Data items:
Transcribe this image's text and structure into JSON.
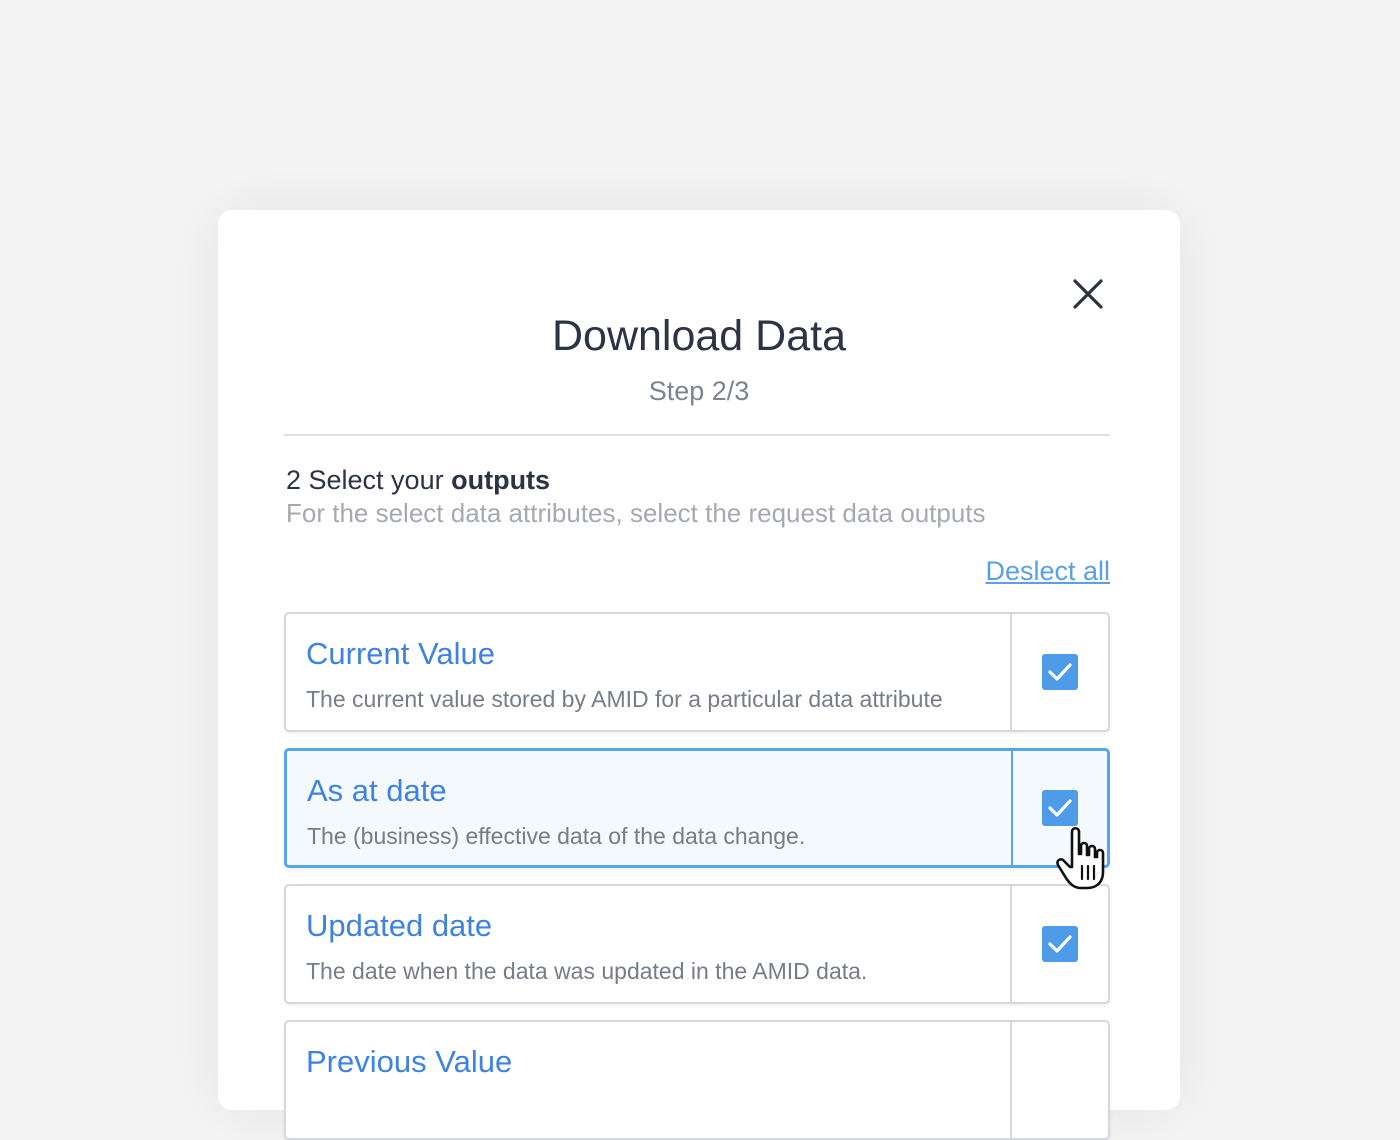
{
  "dialog": {
    "title": "Download Data",
    "step": "Step 2/3"
  },
  "section": {
    "heading_prefix": "2 Select your ",
    "heading_bold": "outputs",
    "description": "For the select data attributes, select the request data outputs"
  },
  "deselect_label": "Deslect all",
  "options": [
    {
      "title": "Current Value",
      "description": "The current value stored by AMID for a particular data attribute",
      "checked": true
    },
    {
      "title": "As at date",
      "description": "The (business) effective data of the data change.",
      "checked": true
    },
    {
      "title": "Updated date",
      "description": "The date when the data was updated in the AMID data.",
      "checked": true
    },
    {
      "title": "Previous Value",
      "description": "",
      "checked": false
    }
  ],
  "colors": {
    "accent": "#4e9ce8",
    "option_title": "#3e83e0",
    "selected_border": "#5aa4ea"
  },
  "icons": {
    "close": "close-icon",
    "check": "checkmark-icon",
    "cursor": "hand-pointer-icon"
  }
}
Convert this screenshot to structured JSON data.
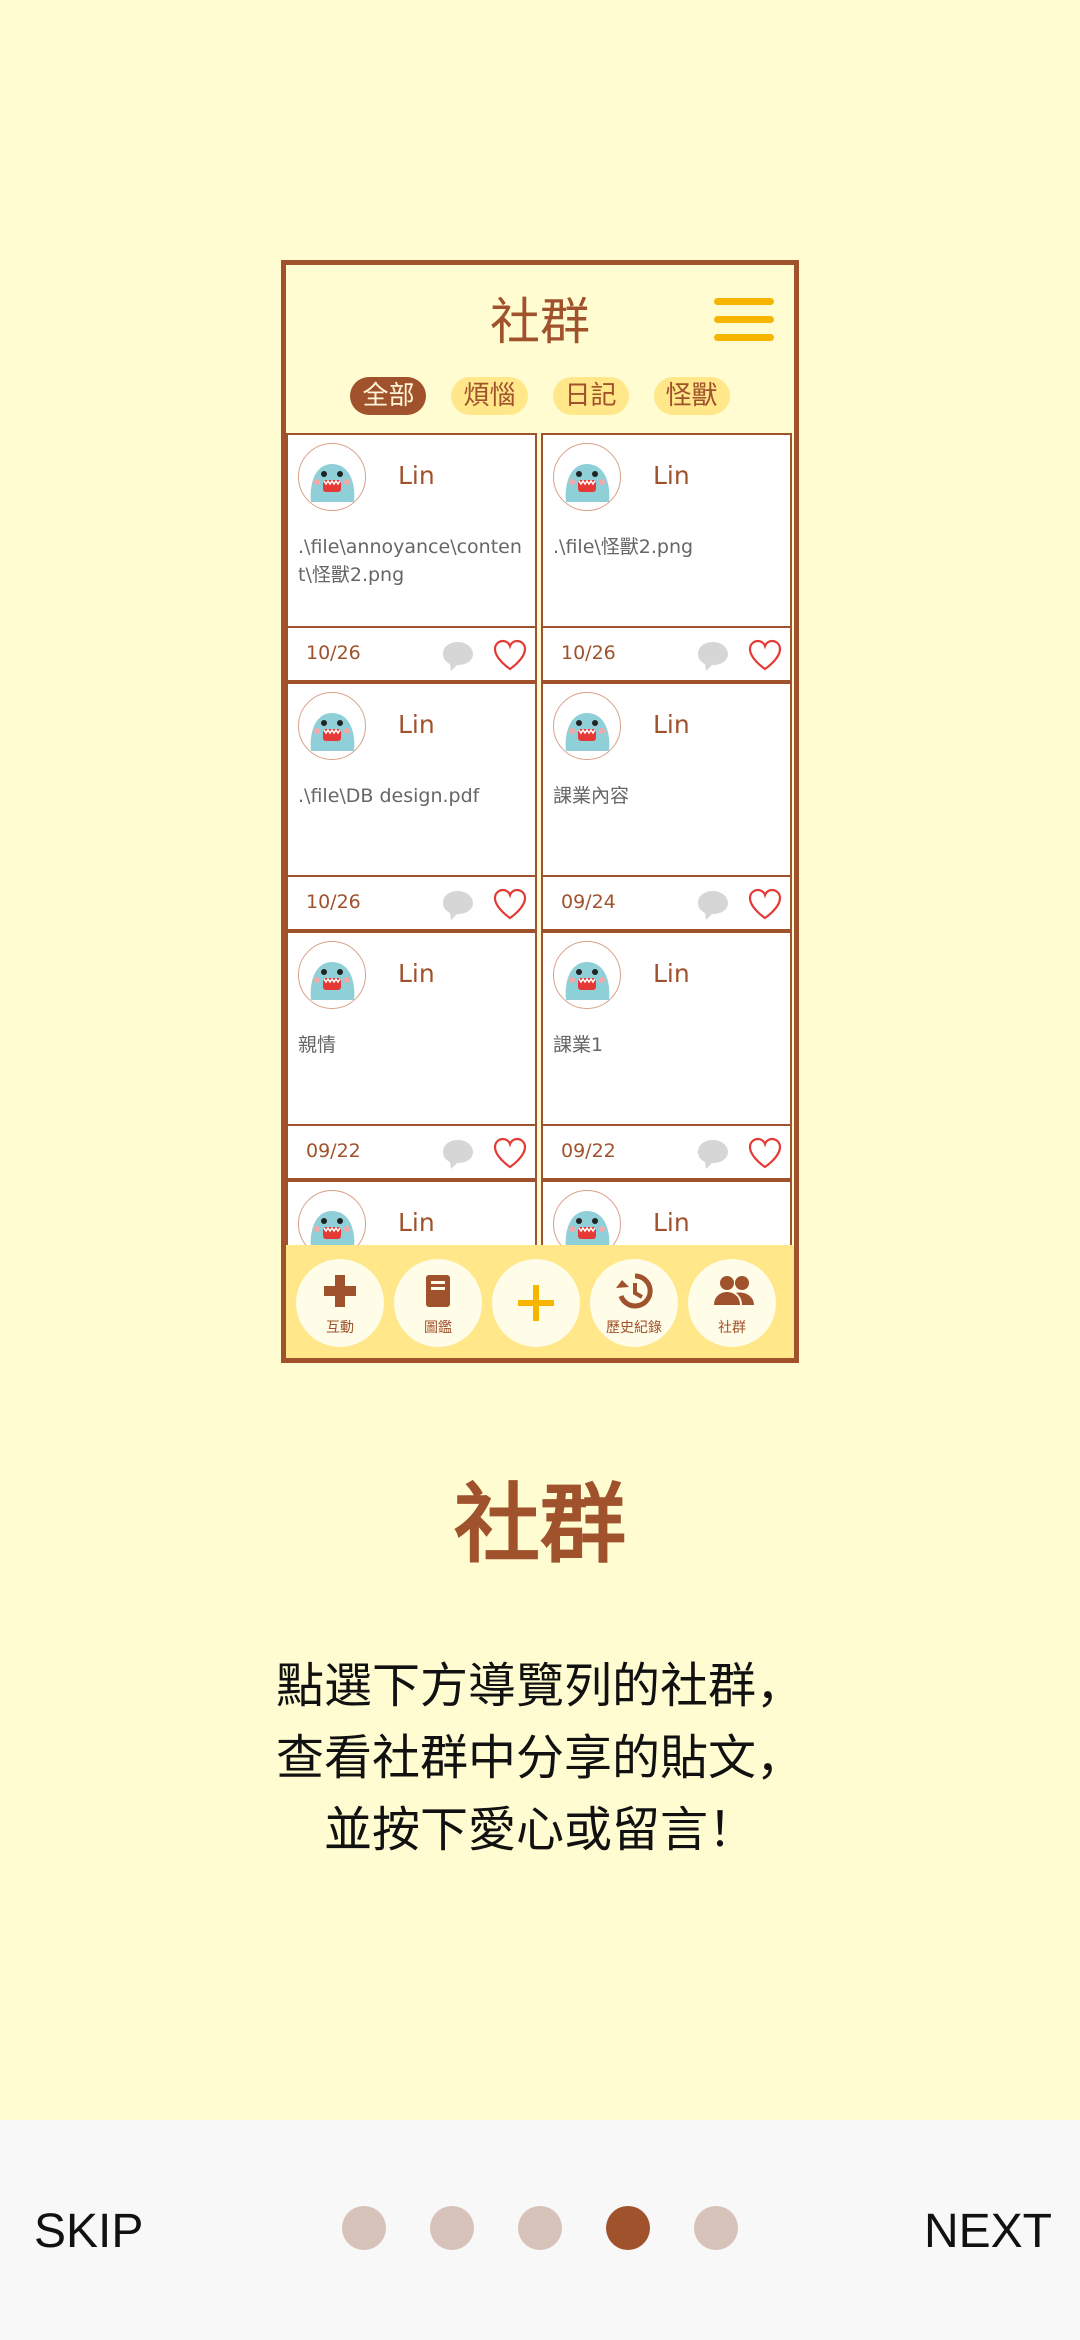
{
  "mock": {
    "title": "社群",
    "filters": [
      "全部",
      "煩惱",
      "日記",
      "怪獸"
    ],
    "posts": [
      {
        "user": "Lin",
        "content": ".\\file\\annoyance\\content\\怪獸2.png",
        "date": "10/26"
      },
      {
        "user": "Lin",
        "content": ".\\file\\怪獸2.png",
        "date": "10/26"
      },
      {
        "user": "Lin",
        "content": ".\\file\\DB design.pdf",
        "date": "10/26"
      },
      {
        "user": "Lin",
        "content": "課業內容",
        "date": "09/24"
      },
      {
        "user": "Lin",
        "content": "親情",
        "date": "09/22"
      },
      {
        "user": "Lin",
        "content": "課業1",
        "date": "09/22"
      },
      {
        "user": "Lin",
        "content": "",
        "date": ""
      },
      {
        "user": "Lin",
        "content": "",
        "date": ""
      }
    ],
    "nav": [
      {
        "label": "互動",
        "icon": "gamepad-icon"
      },
      {
        "label": "圖鑑",
        "icon": "book-icon"
      },
      {
        "label": "",
        "icon": "plus-icon"
      },
      {
        "label": "歷史紀錄",
        "icon": "history-icon"
      },
      {
        "label": "社群",
        "icon": "people-icon"
      }
    ]
  },
  "title": "社群",
  "description": [
    "點選下方導覽列的社群，",
    "查看社群中分享的貼文，",
    "並按下愛心或留言！"
  ],
  "footer": {
    "skip": "SKIP",
    "next": "NEXT",
    "dots": 5,
    "active_index": 3
  },
  "colors": {
    "brand": "#A0522D",
    "accent": "#F7B500",
    "background": "#FFFCD1"
  }
}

Task directions.
Your answer should be a single number: the count of lines that contain "content".

The response.
8